**Task directions**
Copy every line of the records below that holds the word "right".

* * *

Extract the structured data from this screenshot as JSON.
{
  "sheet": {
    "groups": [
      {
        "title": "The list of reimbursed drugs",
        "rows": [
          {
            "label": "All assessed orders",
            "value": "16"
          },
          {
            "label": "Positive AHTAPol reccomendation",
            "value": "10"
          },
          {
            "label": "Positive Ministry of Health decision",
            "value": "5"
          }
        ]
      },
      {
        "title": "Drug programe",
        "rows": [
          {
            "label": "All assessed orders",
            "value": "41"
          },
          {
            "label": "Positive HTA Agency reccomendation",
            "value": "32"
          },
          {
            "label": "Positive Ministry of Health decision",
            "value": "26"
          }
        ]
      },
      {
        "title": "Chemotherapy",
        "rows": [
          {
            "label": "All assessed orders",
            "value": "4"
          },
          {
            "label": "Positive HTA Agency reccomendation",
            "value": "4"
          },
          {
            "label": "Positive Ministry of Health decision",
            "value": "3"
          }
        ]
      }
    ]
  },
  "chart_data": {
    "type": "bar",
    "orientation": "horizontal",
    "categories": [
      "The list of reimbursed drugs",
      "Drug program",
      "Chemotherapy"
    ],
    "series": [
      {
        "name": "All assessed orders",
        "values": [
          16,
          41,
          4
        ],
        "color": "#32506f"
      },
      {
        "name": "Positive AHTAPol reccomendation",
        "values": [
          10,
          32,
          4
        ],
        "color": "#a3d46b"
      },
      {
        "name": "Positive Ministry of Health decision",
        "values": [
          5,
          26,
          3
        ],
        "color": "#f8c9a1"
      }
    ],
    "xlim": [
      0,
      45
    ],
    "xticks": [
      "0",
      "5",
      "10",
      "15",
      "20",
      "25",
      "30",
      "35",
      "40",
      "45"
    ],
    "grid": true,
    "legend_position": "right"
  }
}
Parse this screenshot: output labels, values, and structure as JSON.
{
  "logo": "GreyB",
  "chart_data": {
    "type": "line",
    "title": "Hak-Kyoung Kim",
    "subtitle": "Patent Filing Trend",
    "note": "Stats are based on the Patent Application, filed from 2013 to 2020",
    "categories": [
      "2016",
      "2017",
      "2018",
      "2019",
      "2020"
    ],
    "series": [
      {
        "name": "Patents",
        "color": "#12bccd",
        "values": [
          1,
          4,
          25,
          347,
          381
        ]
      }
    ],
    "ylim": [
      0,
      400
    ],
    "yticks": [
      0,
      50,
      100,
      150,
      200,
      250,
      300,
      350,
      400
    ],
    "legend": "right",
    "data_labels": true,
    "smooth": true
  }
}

* * *

**Result for this exercise**
    "legend_position": "right"
    "legend": "right",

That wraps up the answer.